(Figure collection entries)
....................
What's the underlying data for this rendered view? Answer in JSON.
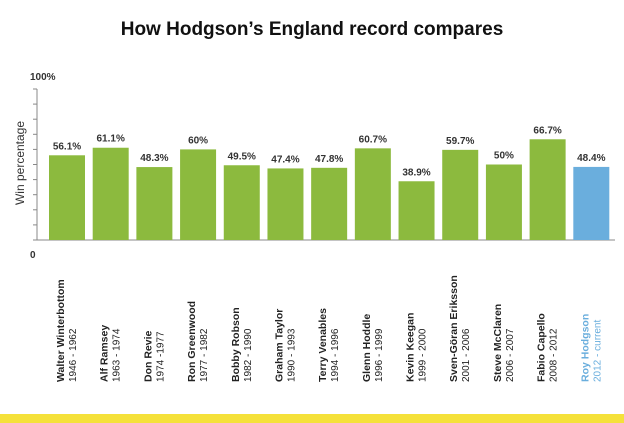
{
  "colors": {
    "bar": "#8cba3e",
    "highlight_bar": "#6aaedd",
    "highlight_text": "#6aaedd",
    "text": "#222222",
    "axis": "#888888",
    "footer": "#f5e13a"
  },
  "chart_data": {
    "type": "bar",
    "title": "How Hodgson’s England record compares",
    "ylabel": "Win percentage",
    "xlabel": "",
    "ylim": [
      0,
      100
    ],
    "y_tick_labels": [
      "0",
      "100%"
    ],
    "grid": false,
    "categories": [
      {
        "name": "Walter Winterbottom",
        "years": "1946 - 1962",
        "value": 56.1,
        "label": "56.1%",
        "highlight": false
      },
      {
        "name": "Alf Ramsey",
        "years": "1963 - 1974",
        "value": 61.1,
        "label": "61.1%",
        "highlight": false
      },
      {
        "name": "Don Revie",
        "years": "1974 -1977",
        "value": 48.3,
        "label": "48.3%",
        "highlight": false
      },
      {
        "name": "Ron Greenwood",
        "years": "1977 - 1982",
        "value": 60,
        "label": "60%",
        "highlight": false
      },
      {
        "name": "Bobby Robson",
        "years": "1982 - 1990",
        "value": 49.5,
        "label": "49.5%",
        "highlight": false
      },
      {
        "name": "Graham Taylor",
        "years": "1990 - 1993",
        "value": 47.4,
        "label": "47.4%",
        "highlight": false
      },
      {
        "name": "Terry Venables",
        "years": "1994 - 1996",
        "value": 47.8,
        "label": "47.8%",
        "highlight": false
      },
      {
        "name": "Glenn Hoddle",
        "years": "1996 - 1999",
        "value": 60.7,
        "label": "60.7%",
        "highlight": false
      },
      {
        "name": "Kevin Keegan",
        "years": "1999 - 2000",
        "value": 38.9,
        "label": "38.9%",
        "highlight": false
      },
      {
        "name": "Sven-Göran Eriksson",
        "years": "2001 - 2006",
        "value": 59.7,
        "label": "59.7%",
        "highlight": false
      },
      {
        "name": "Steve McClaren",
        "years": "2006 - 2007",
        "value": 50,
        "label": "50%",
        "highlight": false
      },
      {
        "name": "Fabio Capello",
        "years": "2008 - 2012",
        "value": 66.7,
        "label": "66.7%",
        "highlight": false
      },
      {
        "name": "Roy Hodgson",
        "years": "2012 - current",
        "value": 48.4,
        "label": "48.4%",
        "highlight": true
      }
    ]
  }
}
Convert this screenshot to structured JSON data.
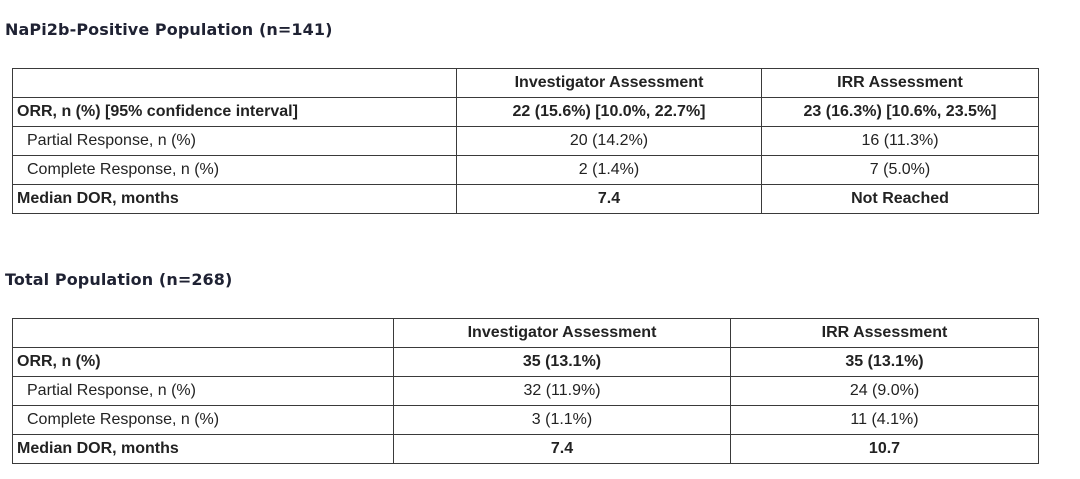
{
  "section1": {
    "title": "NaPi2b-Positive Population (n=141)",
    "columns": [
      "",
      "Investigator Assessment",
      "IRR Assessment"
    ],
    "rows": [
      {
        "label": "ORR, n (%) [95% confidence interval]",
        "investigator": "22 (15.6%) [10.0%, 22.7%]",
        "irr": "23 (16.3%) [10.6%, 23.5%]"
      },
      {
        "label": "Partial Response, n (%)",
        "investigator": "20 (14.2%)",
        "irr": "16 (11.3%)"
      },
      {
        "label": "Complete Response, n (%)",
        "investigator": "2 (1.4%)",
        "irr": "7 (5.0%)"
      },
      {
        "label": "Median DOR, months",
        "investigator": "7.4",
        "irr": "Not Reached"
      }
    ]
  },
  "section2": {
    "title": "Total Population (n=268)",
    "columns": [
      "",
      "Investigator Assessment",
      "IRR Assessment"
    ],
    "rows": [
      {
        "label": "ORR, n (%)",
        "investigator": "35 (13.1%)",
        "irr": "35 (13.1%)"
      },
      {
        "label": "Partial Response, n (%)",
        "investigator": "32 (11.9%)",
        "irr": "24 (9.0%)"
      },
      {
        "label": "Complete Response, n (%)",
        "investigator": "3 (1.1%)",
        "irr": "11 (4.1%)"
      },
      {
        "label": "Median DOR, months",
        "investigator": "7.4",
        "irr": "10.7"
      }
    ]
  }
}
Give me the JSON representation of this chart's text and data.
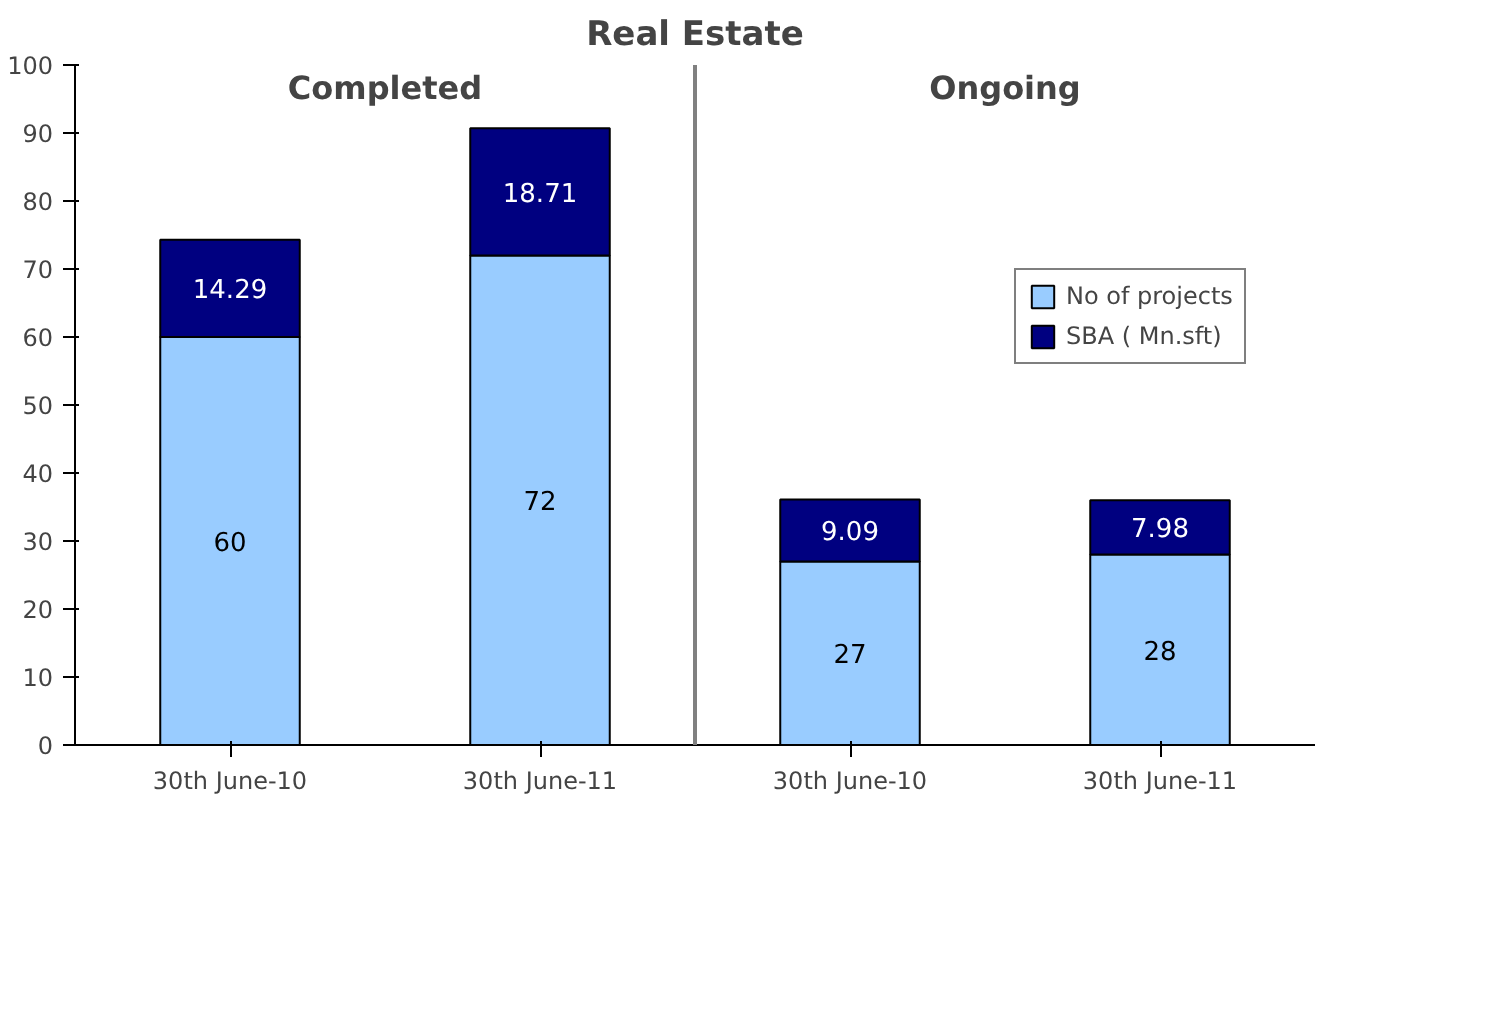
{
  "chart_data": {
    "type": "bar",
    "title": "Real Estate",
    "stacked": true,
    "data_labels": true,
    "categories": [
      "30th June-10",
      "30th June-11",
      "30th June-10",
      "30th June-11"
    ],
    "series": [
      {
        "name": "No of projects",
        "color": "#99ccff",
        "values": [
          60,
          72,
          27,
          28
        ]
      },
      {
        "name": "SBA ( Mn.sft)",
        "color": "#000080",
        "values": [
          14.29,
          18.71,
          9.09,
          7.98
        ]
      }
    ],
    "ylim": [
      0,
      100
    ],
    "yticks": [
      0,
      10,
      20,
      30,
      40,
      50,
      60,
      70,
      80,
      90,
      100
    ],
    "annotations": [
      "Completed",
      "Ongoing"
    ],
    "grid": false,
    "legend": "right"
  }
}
....................
WORK INSTRUCTIONS. Reproduce the listing above exactly, excluding all pictures.

EXERCISE RESULT.
What's the underlying data for this rendered view? Answer in JSON.
{
  "colors": {
    "bar": "#8cba3e",
    "highlight_bar": "#6aaedd",
    "highlight_text": "#6aaedd",
    "text": "#222222",
    "axis": "#888888",
    "footer": "#f5e13a"
  },
  "chart_data": {
    "type": "bar",
    "title": "How Hodgson’s England record compares",
    "ylabel": "Win percentage",
    "xlabel": "",
    "ylim": [
      0,
      100
    ],
    "y_tick_labels": [
      "0",
      "100%"
    ],
    "grid": false,
    "categories": [
      {
        "name": "Walter Winterbottom",
        "years": "1946 - 1962",
        "value": 56.1,
        "label": "56.1%",
        "highlight": false
      },
      {
        "name": "Alf Ramsey",
        "years": "1963 - 1974",
        "value": 61.1,
        "label": "61.1%",
        "highlight": false
      },
      {
        "name": "Don Revie",
        "years": "1974 -1977",
        "value": 48.3,
        "label": "48.3%",
        "highlight": false
      },
      {
        "name": "Ron Greenwood",
        "years": "1977 - 1982",
        "value": 60,
        "label": "60%",
        "highlight": false
      },
      {
        "name": "Bobby Robson",
        "years": "1982 - 1990",
        "value": 49.5,
        "label": "49.5%",
        "highlight": false
      },
      {
        "name": "Graham Taylor",
        "years": "1990 - 1993",
        "value": 47.4,
        "label": "47.4%",
        "highlight": false
      },
      {
        "name": "Terry Venables",
        "years": "1994 - 1996",
        "value": 47.8,
        "label": "47.8%",
        "highlight": false
      },
      {
        "name": "Glenn Hoddle",
        "years": "1996 - 1999",
        "value": 60.7,
        "label": "60.7%",
        "highlight": false
      },
      {
        "name": "Kevin Keegan",
        "years": "1999 - 2000",
        "value": 38.9,
        "label": "38.9%",
        "highlight": false
      },
      {
        "name": "Sven-Göran Eriksson",
        "years": "2001 - 2006",
        "value": 59.7,
        "label": "59.7%",
        "highlight": false
      },
      {
        "name": "Steve McClaren",
        "years": "2006 - 2007",
        "value": 50,
        "label": "50%",
        "highlight": false
      },
      {
        "name": "Fabio Capello",
        "years": "2008 - 2012",
        "value": 66.7,
        "label": "66.7%",
        "highlight": false
      },
      {
        "name": "Roy Hodgson",
        "years": "2012 - current",
        "value": 48.4,
        "label": "48.4%",
        "highlight": true
      }
    ]
  }
}
Convert this screenshot to structured JSON data.
{
  "section1": {
    "title": "NaPi2b-Positive Population (n=141)",
    "columns": [
      "",
      "Investigator Assessment",
      "IRR Assessment"
    ],
    "rows": [
      {
        "label": "ORR, n (%) [95% confidence interval]",
        "investigator": "22 (15.6%) [10.0%, 22.7%]",
        "irr": "23 (16.3%) [10.6%, 23.5%]"
      },
      {
        "label": "Partial Response, n (%)",
        "investigator": "20 (14.2%)",
        "irr": "16 (11.3%)"
      },
      {
        "label": "Complete Response, n (%)",
        "investigator": "2 (1.4%)",
        "irr": "7 (5.0%)"
      },
      {
        "label": "Median DOR, months",
        "investigator": "7.4",
        "irr": "Not Reached"
      }
    ]
  },
  "section2": {
    "title": "Total Population (n=268)",
    "columns": [
      "",
      "Investigator Assessment",
      "IRR Assessment"
    ],
    "rows": [
      {
        "label": "ORR, n (%)",
        "investigator": "35 (13.1%)",
        "irr": "35 (13.1%)"
      },
      {
        "label": "Partial Response, n (%)",
        "investigator": "32 (11.9%)",
        "irr": "24 (9.0%)"
      },
      {
        "label": "Complete Response, n (%)",
        "investigator": "3 (1.1%)",
        "irr": "11 (4.1%)"
      },
      {
        "label": "Median DOR, months",
        "investigator": "7.4",
        "irr": "10.7"
      }
    ]
  }
}
Give me the JSON representation of this chart's text and data.
{
  "chart_data": {
    "type": "bar",
    "title": "Real Estate",
    "stacked": true,
    "data_labels": true,
    "categories": [
      "30th June-10",
      "30th June-11",
      "30th June-10",
      "30th June-11"
    ],
    "series": [
      {
        "name": "No of projects",
        "color": "#99ccff",
        "values": [
          60,
          72,
          27,
          28
        ]
      },
      {
        "name": "SBA ( Mn.sft)",
        "color": "#000080",
        "values": [
          14.29,
          18.71,
          9.09,
          7.98
        ]
      }
    ],
    "ylim": [
      0,
      100
    ],
    "yticks": [
      0,
      10,
      20,
      30,
      40,
      50,
      60,
      70,
      80,
      90,
      100
    ],
    "annotations": [
      "Completed",
      "Ongoing"
    ],
    "grid": false,
    "legend": "right"
  }
}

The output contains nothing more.